-- SUPPLIED ENTRIES start --
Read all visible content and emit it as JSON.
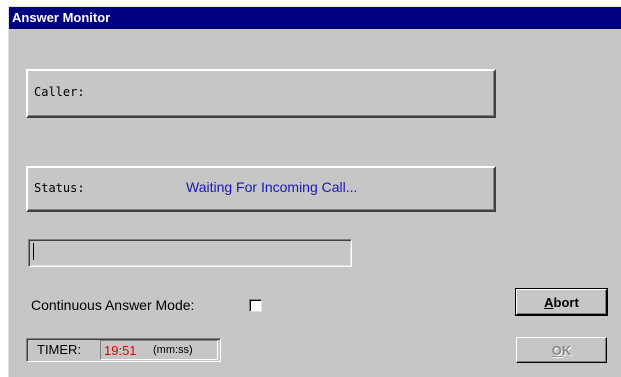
{
  "window": {
    "title": "Answer Monitor"
  },
  "caller": {
    "label": "Caller:",
    "value": ""
  },
  "status": {
    "label": "Status:",
    "value": "Waiting For Incoming Call..."
  },
  "continuous_mode": {
    "label": "Continuous Answer Mode:",
    "checked": false
  },
  "buttons": {
    "abort": "Abort",
    "abort_mnemonic": "A",
    "ok": "OK",
    "ok_mnemonic": "O"
  },
  "timer": {
    "label": "TIMER:",
    "value": "19:51",
    "units": "(mm:ss)"
  },
  "colors": {
    "titlebar": "#000080",
    "status_text": "#1818b0",
    "timer_value": "#e00000"
  }
}
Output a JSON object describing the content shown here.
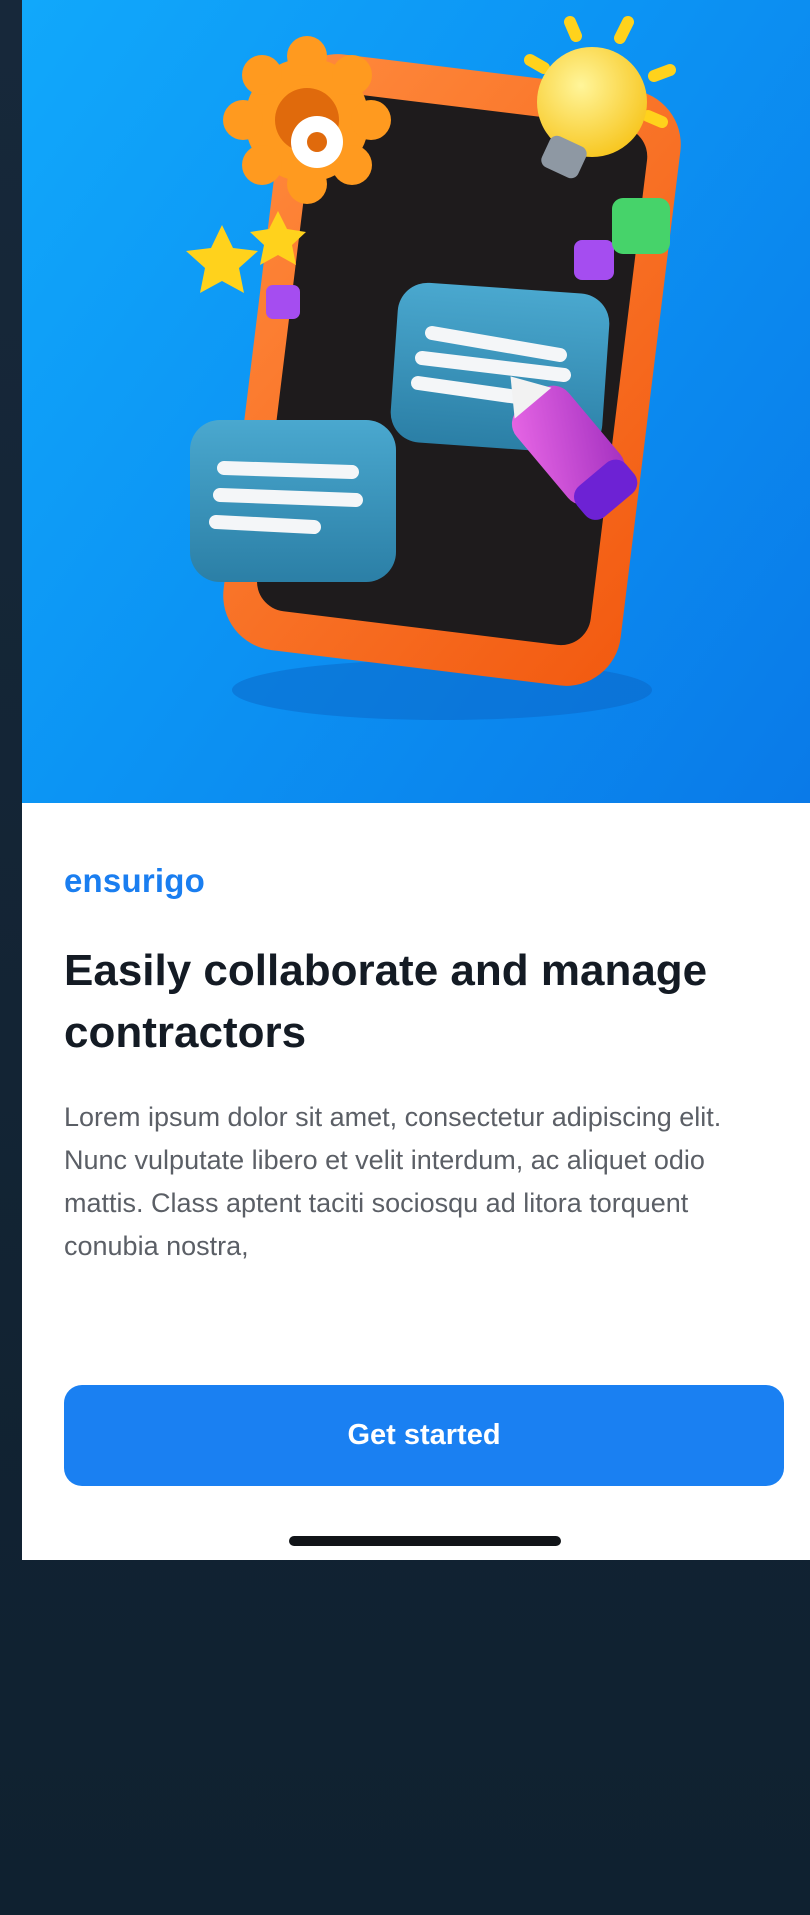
{
  "hero": {
    "illustration": "tablet-with-chat-bubbles-illustration",
    "icons": [
      "gear-icon",
      "lightbulb-icon",
      "star-icon",
      "chat-bubble-icon",
      "marker-icon"
    ]
  },
  "brand": {
    "name": "ensurigo"
  },
  "headline": {
    "text": "Easily collaborate and manage contractors"
  },
  "description": {
    "text": "Lorem ipsum dolor sit amet, consectetur adipiscing elit. Nunc vulputate libero et velit interdum, ac aliquet odio mattis. Class aptent taciti sociosqu ad litora torquent  conubia nostra,"
  },
  "cta": {
    "label": "Get started"
  },
  "colors": {
    "accent": "#1a80f2",
    "hero_gradient_start": "#11a8fb",
    "hero_gradient_end": "#0a7ae8",
    "background": "#132434"
  }
}
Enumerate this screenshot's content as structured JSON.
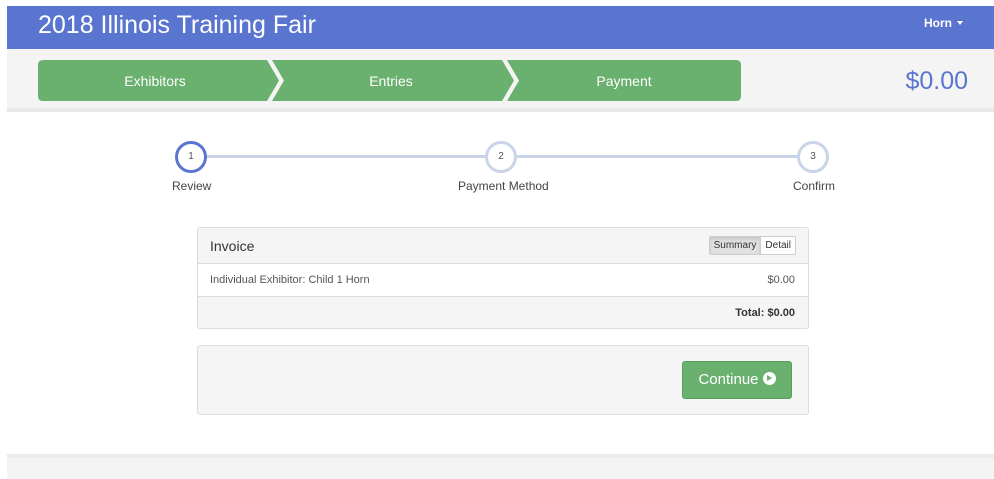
{
  "header": {
    "title": "2018 Illinois Training Fair",
    "user": "Horn"
  },
  "cart_steps": {
    "items": [
      "Exhibitors",
      "Entries",
      "Payment"
    ],
    "total": "$0.00"
  },
  "progress": {
    "steps": [
      {
        "number": "1",
        "label": "Review"
      },
      {
        "number": "2",
        "label": "Payment Method"
      },
      {
        "number": "3",
        "label": "Confirm"
      }
    ]
  },
  "invoice": {
    "title": "Invoice",
    "views": [
      "Summary",
      "Detail"
    ],
    "line": {
      "description": "Individual Exhibitor: Child 1 Horn",
      "amount": "$0.00"
    },
    "total": "Total: $0.00"
  },
  "actions": {
    "continue_label": "Continue"
  },
  "colors": {
    "nav": "#5a75cf",
    "step_green": "#6ab06e",
    "accent": "#5a75cf"
  }
}
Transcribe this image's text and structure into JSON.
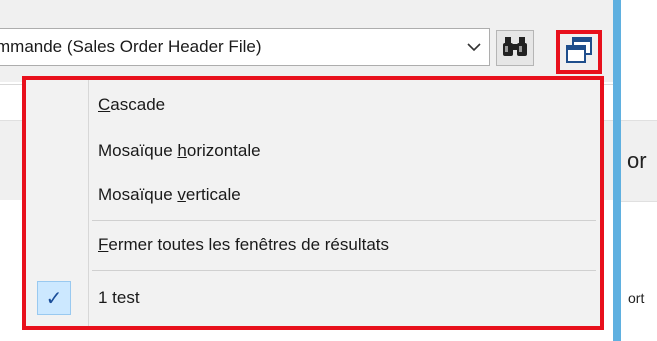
{
  "toolbar": {
    "table_select": {
      "value": "mmande (Sales Order Header File)",
      "arrow": "chevron-down-icon"
    },
    "find_button_icon": "binoculars-icon",
    "windows_button_icon": "cascade-windows-icon"
  },
  "menu": {
    "items": [
      {
        "before": "",
        "accel": "C",
        "after": "ascade"
      },
      {
        "before": "Mosaïque ",
        "accel": "h",
        "after": "orizontale"
      },
      {
        "before": "Mosaïque ",
        "accel": "v",
        "after": "erticale"
      },
      {
        "before": "",
        "accel": "F",
        "after": "ermer toutes les fenêtres de résultats"
      }
    ],
    "window_item": {
      "label": "1  test",
      "checked": true,
      "check_glyph": "✓"
    }
  },
  "side": {
    "header_text": "or",
    "row_text": "ort"
  },
  "colors": {
    "highlight": "#e8101c",
    "check_bg": "#cce8ff",
    "side_strip": "#5fb0e0"
  }
}
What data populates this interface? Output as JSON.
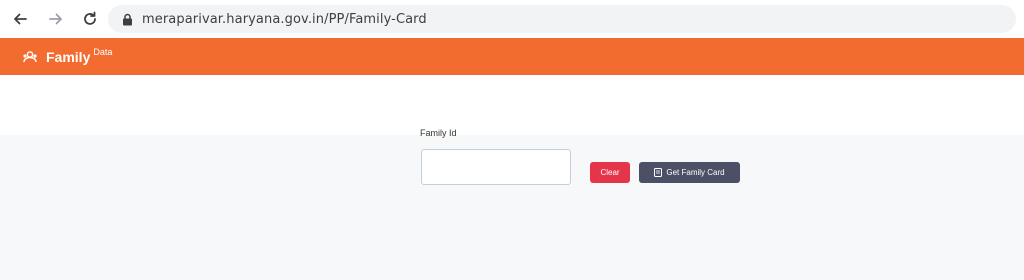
{
  "browser": {
    "url": "meraparivar.haryana.gov.in/PP/Family-Card",
    "icons": {
      "back": "arrow-left-icon",
      "forward": "arrow-right-icon",
      "reload": "reload-icon",
      "lock": "lock-icon"
    }
  },
  "header": {
    "brand": "Family",
    "brand_sub": "Data",
    "brand_icon": "family-logo-icon",
    "color": "#f26c2f"
  },
  "form": {
    "family_id_label": "Family Id",
    "family_id_value": "",
    "family_id_placeholder": "",
    "clear_label": "Clear",
    "get_card_label": "Get Family Card",
    "get_card_icon": "card-icon",
    "clear_color": "#e5354a",
    "get_card_color": "#4b5066"
  }
}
-- SUPPLIED ENTRIES end --
(GOAL OF THE EXERCISE): Extract exactly the lines above from the line containing "Transcribe this image's" through the last one, both ends included, but not the pictures.

(CORRECT RESPONSE):
Transcribe this image's text and structure into JSON.
{
  "toolbar": {
    "table_select": {
      "value": "mmande (Sales Order Header File)",
      "arrow": "chevron-down-icon"
    },
    "find_button_icon": "binoculars-icon",
    "windows_button_icon": "cascade-windows-icon"
  },
  "menu": {
    "items": [
      {
        "before": "",
        "accel": "C",
        "after": "ascade"
      },
      {
        "before": "Mosaïque ",
        "accel": "h",
        "after": "orizontale"
      },
      {
        "before": "Mosaïque ",
        "accel": "v",
        "after": "erticale"
      },
      {
        "before": "",
        "accel": "F",
        "after": "ermer toutes les fenêtres de résultats"
      }
    ],
    "window_item": {
      "label": "1  test",
      "checked": true,
      "check_glyph": "✓"
    }
  },
  "side": {
    "header_text": "or",
    "row_text": "ort"
  },
  "colors": {
    "highlight": "#e8101c",
    "check_bg": "#cce8ff",
    "side_strip": "#5fb0e0"
  }
}
What data populates this interface? Output as JSON.
{
  "browser": {
    "url": "meraparivar.haryana.gov.in/PP/Family-Card",
    "icons": {
      "back": "arrow-left-icon",
      "forward": "arrow-right-icon",
      "reload": "reload-icon",
      "lock": "lock-icon"
    }
  },
  "header": {
    "brand": "Family",
    "brand_sub": "Data",
    "brand_icon": "family-logo-icon",
    "color": "#f26c2f"
  },
  "form": {
    "family_id_label": "Family Id",
    "family_id_value": "",
    "family_id_placeholder": "",
    "clear_label": "Clear",
    "get_card_label": "Get Family Card",
    "get_card_icon": "card-icon",
    "clear_color": "#e5354a",
    "get_card_color": "#4b5066"
  }
}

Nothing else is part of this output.